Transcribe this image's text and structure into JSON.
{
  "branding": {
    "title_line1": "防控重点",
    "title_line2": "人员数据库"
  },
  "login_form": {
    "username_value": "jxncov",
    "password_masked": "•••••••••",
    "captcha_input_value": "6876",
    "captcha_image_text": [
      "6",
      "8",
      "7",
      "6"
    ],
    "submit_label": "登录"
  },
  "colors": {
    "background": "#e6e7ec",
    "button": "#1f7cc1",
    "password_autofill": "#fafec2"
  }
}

GIVEN PROBLEM: Produce an exact copy of every entry above.

THE REPLY:
Transcribe this image's text and structure into JSON.
{
  "branding": {
    "title_line1": "防控重点",
    "title_line2": "人员数据库"
  },
  "login_form": {
    "username_value": "jxncov",
    "password_masked": "•••••••••",
    "captcha_input_value": "6876",
    "captcha_image_text": [
      "6",
      "8",
      "7",
      "6"
    ],
    "submit_label": "登录"
  },
  "colors": {
    "background": "#e6e7ec",
    "button": "#1f7cc1",
    "password_autofill": "#fafec2"
  }
}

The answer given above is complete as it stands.